-- GIVEN REQUEST --
The line containing "Convert this chart" and every line after it, through the last, are to be extracted exactly; no other lines belong in the answer.

Figure record listings:
# # # # #
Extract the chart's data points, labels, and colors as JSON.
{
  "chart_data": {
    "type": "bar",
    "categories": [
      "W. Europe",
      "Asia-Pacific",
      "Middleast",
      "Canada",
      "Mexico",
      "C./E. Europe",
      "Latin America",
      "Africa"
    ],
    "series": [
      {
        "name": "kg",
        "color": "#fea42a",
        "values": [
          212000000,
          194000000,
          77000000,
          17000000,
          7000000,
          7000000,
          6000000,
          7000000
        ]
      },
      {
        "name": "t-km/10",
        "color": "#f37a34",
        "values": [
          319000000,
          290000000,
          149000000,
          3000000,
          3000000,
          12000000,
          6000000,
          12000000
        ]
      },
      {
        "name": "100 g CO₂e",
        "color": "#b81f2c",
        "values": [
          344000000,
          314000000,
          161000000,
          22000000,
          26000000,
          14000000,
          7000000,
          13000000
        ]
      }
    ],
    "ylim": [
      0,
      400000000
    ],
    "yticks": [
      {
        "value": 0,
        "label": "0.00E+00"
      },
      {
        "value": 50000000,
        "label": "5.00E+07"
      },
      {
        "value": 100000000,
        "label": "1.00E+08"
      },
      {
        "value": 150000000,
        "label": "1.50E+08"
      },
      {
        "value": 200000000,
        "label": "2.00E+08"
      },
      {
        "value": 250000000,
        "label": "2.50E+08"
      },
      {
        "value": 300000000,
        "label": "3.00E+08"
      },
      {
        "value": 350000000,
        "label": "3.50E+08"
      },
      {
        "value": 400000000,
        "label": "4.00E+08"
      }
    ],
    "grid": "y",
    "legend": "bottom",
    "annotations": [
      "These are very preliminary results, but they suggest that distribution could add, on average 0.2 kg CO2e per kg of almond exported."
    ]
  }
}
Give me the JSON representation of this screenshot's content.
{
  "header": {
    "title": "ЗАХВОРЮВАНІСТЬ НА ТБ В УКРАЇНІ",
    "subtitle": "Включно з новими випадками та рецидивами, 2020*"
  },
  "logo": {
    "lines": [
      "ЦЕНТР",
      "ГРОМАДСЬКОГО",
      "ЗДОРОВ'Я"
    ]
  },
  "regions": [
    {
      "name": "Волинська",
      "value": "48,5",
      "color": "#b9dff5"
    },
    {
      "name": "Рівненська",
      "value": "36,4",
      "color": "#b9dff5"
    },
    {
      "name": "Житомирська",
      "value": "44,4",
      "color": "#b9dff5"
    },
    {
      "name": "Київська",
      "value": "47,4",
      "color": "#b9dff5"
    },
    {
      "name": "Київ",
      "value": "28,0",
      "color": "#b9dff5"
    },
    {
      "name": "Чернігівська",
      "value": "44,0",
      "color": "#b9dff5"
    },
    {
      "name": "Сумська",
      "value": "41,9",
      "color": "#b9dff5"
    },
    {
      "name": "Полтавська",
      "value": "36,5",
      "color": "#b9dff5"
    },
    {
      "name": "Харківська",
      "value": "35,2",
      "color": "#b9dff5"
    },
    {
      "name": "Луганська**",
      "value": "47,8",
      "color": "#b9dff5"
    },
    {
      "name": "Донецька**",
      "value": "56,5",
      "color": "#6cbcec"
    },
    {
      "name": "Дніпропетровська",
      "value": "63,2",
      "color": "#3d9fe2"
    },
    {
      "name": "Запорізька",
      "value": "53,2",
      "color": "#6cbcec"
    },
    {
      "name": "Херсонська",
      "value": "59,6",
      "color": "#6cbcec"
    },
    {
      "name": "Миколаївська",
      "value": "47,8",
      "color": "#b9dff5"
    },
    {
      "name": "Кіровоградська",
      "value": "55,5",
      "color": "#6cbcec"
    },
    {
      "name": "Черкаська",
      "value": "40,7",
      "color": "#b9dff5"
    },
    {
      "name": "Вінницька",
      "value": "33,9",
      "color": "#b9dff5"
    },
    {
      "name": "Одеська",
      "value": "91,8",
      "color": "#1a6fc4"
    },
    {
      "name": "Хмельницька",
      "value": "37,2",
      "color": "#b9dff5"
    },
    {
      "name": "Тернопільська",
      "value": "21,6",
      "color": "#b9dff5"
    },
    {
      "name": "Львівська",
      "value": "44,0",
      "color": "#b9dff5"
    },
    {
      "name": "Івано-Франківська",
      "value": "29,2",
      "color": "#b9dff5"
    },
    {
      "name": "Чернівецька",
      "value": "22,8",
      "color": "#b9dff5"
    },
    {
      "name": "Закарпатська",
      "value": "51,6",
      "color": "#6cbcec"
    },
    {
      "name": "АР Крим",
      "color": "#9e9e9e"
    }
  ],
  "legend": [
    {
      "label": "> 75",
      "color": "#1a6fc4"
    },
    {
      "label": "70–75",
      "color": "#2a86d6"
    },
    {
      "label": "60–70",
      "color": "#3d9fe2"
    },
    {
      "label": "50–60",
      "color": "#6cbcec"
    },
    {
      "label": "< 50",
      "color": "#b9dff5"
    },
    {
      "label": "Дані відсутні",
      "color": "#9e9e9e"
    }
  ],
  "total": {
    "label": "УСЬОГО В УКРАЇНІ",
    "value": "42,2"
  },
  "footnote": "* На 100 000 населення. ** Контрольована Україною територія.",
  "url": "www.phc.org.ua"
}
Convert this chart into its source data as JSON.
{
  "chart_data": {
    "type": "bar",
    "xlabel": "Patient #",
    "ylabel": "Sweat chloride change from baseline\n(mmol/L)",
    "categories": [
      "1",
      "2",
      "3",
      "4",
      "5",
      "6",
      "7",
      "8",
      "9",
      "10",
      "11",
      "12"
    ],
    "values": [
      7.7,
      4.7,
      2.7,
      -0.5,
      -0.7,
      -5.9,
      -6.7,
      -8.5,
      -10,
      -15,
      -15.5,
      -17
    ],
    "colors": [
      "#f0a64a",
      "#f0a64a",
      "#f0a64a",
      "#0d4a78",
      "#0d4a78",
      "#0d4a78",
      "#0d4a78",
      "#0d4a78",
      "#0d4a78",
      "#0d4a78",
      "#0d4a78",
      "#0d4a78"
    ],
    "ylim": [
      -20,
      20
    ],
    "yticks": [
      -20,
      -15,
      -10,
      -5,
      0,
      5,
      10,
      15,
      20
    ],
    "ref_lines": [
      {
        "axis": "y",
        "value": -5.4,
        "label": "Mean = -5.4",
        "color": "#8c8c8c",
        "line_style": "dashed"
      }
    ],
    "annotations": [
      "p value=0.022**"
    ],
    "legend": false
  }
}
# # # # #
-- REPLY --
Convert this chart into its source data as JSON.
{
  "chart_data": {
    "type": "bar",
    "xlabel": "Patient #",
    "ylabel": "Sweat chloride change from baseline\n(mmol/L)",
    "categories": [
      "1",
      "2",
      "3",
      "4",
      "5",
      "6",
      "7",
      "8",
      "9",
      "10",
      "11",
      "12"
    ],
    "values": [
      7.7,
      4.7,
      2.7,
      -0.5,
      -0.7,
      -5.9,
      -6.7,
      -8.5,
      -10,
      -15,
      -15.5,
      -17
    ],
    "colors": [
      "#f0a64a",
      "#f0a64a",
      "#f0a64a",
      "#0d4a78",
      "#0d4a78",
      "#0d4a78",
      "#0d4a78",
      "#0d4a78",
      "#0d4a78",
      "#0d4a78",
      "#0d4a78",
      "#0d4a78"
    ],
    "ylim": [
      -20,
      20
    ],
    "yticks": [
      -20,
      -15,
      -10,
      -5,
      0,
      5,
      10,
      15,
      20
    ],
    "ref_lines": [
      {
        "axis": "y",
        "value": -5.4,
        "label": "Mean = -5.4",
        "color": "#8c8c8c",
        "line_style": "dashed"
      }
    ],
    "annotations": [
      "p value=0.022**"
    ],
    "legend": false
  }
}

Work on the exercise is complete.